-- Start Records to use --

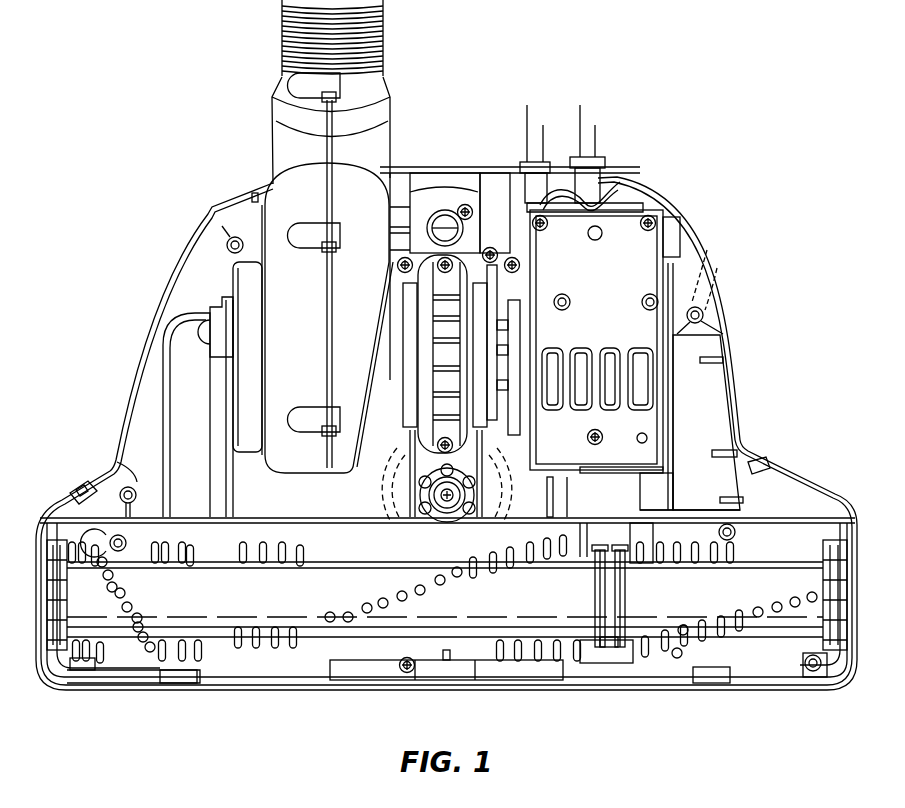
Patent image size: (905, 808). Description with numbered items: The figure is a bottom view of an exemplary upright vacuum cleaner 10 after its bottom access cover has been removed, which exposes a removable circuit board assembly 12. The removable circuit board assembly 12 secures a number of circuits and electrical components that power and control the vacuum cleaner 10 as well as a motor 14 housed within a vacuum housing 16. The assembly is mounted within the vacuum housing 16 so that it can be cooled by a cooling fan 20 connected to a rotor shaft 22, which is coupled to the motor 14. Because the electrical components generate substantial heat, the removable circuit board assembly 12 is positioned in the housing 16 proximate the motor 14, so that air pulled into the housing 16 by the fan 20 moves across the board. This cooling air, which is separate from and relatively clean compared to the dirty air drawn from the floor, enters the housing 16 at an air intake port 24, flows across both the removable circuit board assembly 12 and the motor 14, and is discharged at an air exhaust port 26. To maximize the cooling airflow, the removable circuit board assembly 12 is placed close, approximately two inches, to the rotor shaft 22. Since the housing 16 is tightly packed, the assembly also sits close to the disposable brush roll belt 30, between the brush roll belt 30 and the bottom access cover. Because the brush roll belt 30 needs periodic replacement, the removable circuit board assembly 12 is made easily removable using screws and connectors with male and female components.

The upright vacuum cleaner 10 is at (246, 134).
The removable circuit board assembly 12 is at (613, 228).
The motor 14 is at (413, 303).
The vacuum housing 16 is at (740, 398).
The cooling fan 20 is at (393, 320).
The rotor shaft 22 is at (522, 352).
The air intake port 24 is at (715, 278).
The air exhaust port 26 is at (130, 392).
The brush roll belt 30 is at (608, 647).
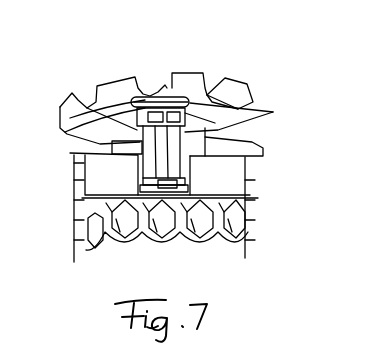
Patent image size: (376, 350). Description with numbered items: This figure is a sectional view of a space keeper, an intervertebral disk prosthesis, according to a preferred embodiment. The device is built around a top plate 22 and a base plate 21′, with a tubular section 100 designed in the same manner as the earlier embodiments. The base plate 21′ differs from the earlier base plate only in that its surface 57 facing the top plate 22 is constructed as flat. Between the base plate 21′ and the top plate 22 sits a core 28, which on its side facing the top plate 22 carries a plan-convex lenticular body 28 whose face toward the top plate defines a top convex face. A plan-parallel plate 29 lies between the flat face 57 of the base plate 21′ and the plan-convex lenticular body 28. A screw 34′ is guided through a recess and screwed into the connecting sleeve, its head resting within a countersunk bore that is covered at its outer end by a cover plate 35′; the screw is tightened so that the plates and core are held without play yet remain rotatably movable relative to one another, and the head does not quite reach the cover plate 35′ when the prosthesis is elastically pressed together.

The top plate 22 is at (202, 108).
The cover plate 35′ is at (152, 94).
The screw 34′ is at (207, 93).
The core 28 is at (243, 137).
The base plate 21′ is at (255, 175).
The plan-parallel plate 29 is at (80, 151).
The flat face 57 is at (73, 168).
The tubular section 100 is at (258, 230).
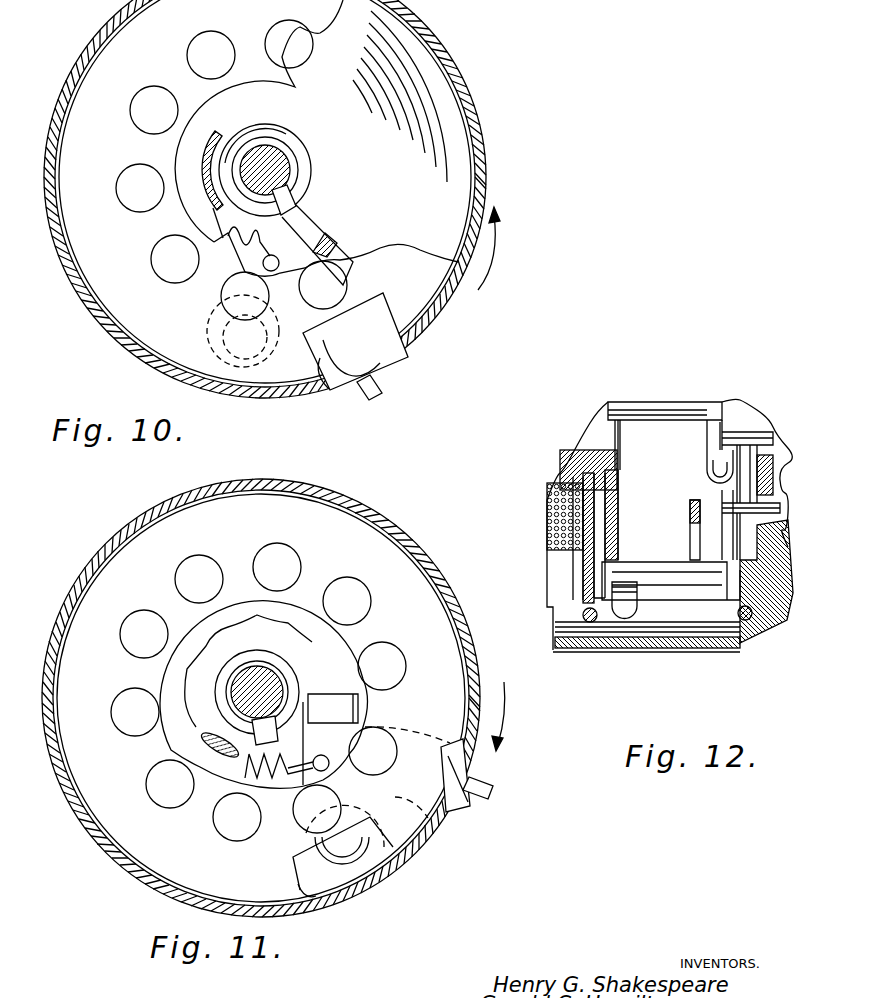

-- End Records to use --

Brief: Repeat all of the lines above, switching "sectional view" to "cross-sectional view" and leaving everything else unchanged. Leave the pictures out of your answer.

Expected answer:
Patent image size: (905, 808). Description with numbered items: The figure is a bottom view of an exemplary upright vacuum cleaner 10 after its bottom access cover has been removed, which exposes a removable circuit board assembly 12. The removable circuit board assembly 12 secures a number of circuits and electrical components that power and control the vacuum cleaner 10 as well as a motor 14 housed within a vacuum housing 16. The assembly is mounted within the vacuum housing 16 so that it can be cooled by a cooling fan 20 connected to a rotor shaft 22, which is coupled to the motor 14. Because the electrical components generate substantial heat, the removable circuit board assembly 12 is positioned in the housing 16 proximate the motor 14, so that air pulled into the housing 16 by the fan 20 moves across the board. This cooling air, which is separate from and relatively clean compared to the dirty air drawn from the floor, enters the housing 16 at an air intake port 24, flows across both the removable circuit board assembly 12 and the motor 14, and is discharged at an air exhaust port 26. To maximize the cooling airflow, the removable circuit board assembly 12 is placed close, approximately two inches, to the rotor shaft 22. Since the housing 16 is tightly packed, the assembly also sits close to the disposable brush roll belt 30, between the brush roll belt 30 and the bottom access cover. Because the brush roll belt 30 needs periodic replacement, the removable circuit board assembly 12 is made easily removable using screws and connectors with male and female components.

The upright vacuum cleaner 10 is at (246, 134).
The removable circuit board assembly 12 is at (613, 228).
The motor 14 is at (413, 303).
The vacuum housing 16 is at (740, 398).
The cooling fan 20 is at (393, 320).
The rotor shaft 22 is at (522, 352).
The air intake port 24 is at (715, 278).
The air exhaust port 26 is at (130, 392).
The brush roll belt 30 is at (608, 647).
Patent image size: (376, 350). Description with numbered items: This figure is a cross-sectional view of a space keeper, an intervertebral disk prosthesis, according to a preferred embodiment. The device is built around a top plate 22 and a base plate 21′, with a tubular section 100 designed in the same manner as the earlier embodiments. The base plate 21′ differs from the earlier base plate only in that its surface 57 facing the top plate 22 is constructed as flat. Between the base plate 21′ and the top plate 22 sits a core 28, which on its side facing the top plate 22 carries a plan-convex lenticular body 28 whose face toward the top plate defines a top convex face. A plan-parallel plate 29 lies between the flat face 57 of the base plate 21′ and the plan-convex lenticular body 28. A screw 34′ is guided through a recess and screwed into the connecting sleeve, its head resting within a countersunk bore that is covered at its outer end by a cover plate 35′; the screw is tightened so that the plates and core are held without play yet remain rotatably movable relative to one another, and the head does not quite reach the cover plate 35′ when the prosthesis is elastically pressed together.

The top plate 22 is at (202, 108).
The cover plate 35′ is at (152, 94).
The screw 34′ is at (207, 93).
The core 28 is at (243, 137).
The base plate 21′ is at (255, 175).
The plan-parallel plate 29 is at (80, 151).
The flat face 57 is at (73, 168).
The tubular section 100 is at (258, 230).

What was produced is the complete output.